* [Extract]:
-------------------------
Occupy vs tycoons may be up next

Confronting the tycoons and their monopolies would revive and sustain Occupy, and introduce an indefinite discount into Hong Kong stocks

Until they become conscious, they will never rebel, and until after they have rebelled, they cannot become conscious." For the young people who supported Occupy, George Orwell did more than inspire Mac commercials. He understood how political movements were formed and suppressed. To Hong Kong youth, they have made and witnessed extraordinarily vivid history. And now that people have been politically awakened, investors need to understand how Hong Kong Occupy will affect them.

The current confusion over who leads Occupy is a sign that the movement needs to evolve into an institution that isn't a political party. Occupy is stronger and more flexible as an effectively organised movement. Parties are loyal to their own power regardless of policy agenda. Movements are loyal to their own policy agenda regardless of which party champions it.

Although power corrupts, what is equally true, but rarely observed, is that power always reveals. As a movement achieves more power, events reveal whether or not it will become an institution or merely be remembered as a peaceful protest.

A movement only lasts as long as its cause exists. Although democracy in Hong Kong is a difficult and uncertain cause, the more immediate and achievable ones encompass quality of living issues. And at the heart of that problem are the very rich in Hong Kong, whose cartels control our properties, utilities, and groceries. By directing their energies to these more tangible issues, Occupy threatens to become the champion of the average man, woman and child.

The risk for Occupy is that when it transforms itself from a movement and into an institution, it spawns a number of people whose well-being, financially or psychologically, is dependent on the survival of the organisation, rather than its success. So it needs a tangible and immediate adversary to sustain the cause. And nothing represents economic oppression in Hong Kong like our tycoons.
-------------------------
* [Exercise instructions]:
1) In the piece on Occupy and Hong Kong's tycoons, copy the passage that begins at the words "Although power corrupts, what" and ends after "woman and child.", swapping "cartels" for "monopolies".
2) In the piece on Occupy and Hong Kong's tycoons, whose cartels control Hong Kong's properties, utilities, and groceries?

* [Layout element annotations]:
-------------------------
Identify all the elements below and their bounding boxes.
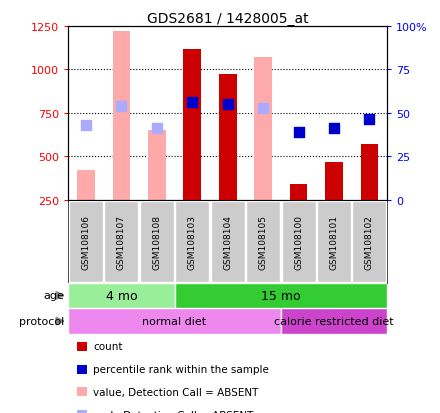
Text: 4 mo: 4 mo [106,289,137,302]
Point [189,100,196,107]
Bar [246,201,280,282]
Bar [69,201,103,282]
Bar [352,201,386,282]
Bar [68,309,281,334]
Bar [113,32,130,200]
Point [153,125,160,132]
Bar [281,309,387,334]
Bar [68,283,175,309]
Bar [290,185,308,200]
Bar [361,145,378,200]
Text: GSM108101: GSM108101 [330,214,338,269]
Text: protocol: protocol [18,316,64,326]
Text: GSM108102: GSM108102 [365,214,374,269]
Text: value, Detection Call = ABSENT: value, Detection Call = ABSENT [93,387,259,397]
Bar [254,58,272,200]
Bar [211,201,245,282]
Bar [148,131,166,200]
Text: 15 mo: 15 mo [261,289,301,302]
Text: GSM108108: GSM108108 [152,214,161,269]
Bar [140,201,174,282]
Bar [104,201,139,282]
Bar [282,201,315,282]
Text: count: count [93,342,123,351]
Point [366,116,373,123]
Point [260,105,267,112]
Text: GSM108100: GSM108100 [294,214,303,269]
Text: age: age [43,291,64,301]
Text: GSM108106: GSM108106 [81,214,91,269]
Text: GSM108104: GSM108104 [223,214,232,269]
Text: calorie restricted diet: calorie restricted diet [274,316,394,326]
Point [224,102,231,108]
Point [82,122,89,129]
Text: GSM108103: GSM108103 [188,214,197,269]
Bar [175,201,209,282]
Bar [77,171,95,200]
Text: rank, Detection Call = ABSENT: rank, Detection Call = ABSENT [93,410,253,413]
Bar [219,74,237,200]
Text: percentile rank within the sample: percentile rank within the sample [93,364,269,374]
Text: GSM108107: GSM108107 [117,214,126,269]
Bar [183,50,201,200]
Bar [317,201,351,282]
Text: GSM108105: GSM108105 [259,214,268,269]
Point [330,126,337,133]
Text: normal diet: normal diet [143,316,207,326]
Point [118,103,125,110]
Title: GDS2681 / 1428005_at: GDS2681 / 1428005_at [147,12,308,26]
Bar [325,162,343,200]
Bar [175,283,387,309]
Point [295,129,302,136]
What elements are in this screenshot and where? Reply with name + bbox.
-------------------------
* [Correct answers]:
1)
Although power corrupts, what is equally true, but rarely observed, is that power always reveals. As a movement achieves more power, events reveal whether or not it will become an institution or merely be remembered as a peaceful protest.

A movement only lasts as long as its cause exists. Although democracy in Hong Kong is a difficult and uncertain cause, the more immediate and achievable ones encompass quality of living issues. And at the heart of that problem are the very rich in Hong Kong, whose monopolies control our properties, utilities, and groceries. By directing their energies to these more tangible issues, Occupy threatens to become the champion of the average man, woman and child.

2) The very rich in Hong Kong.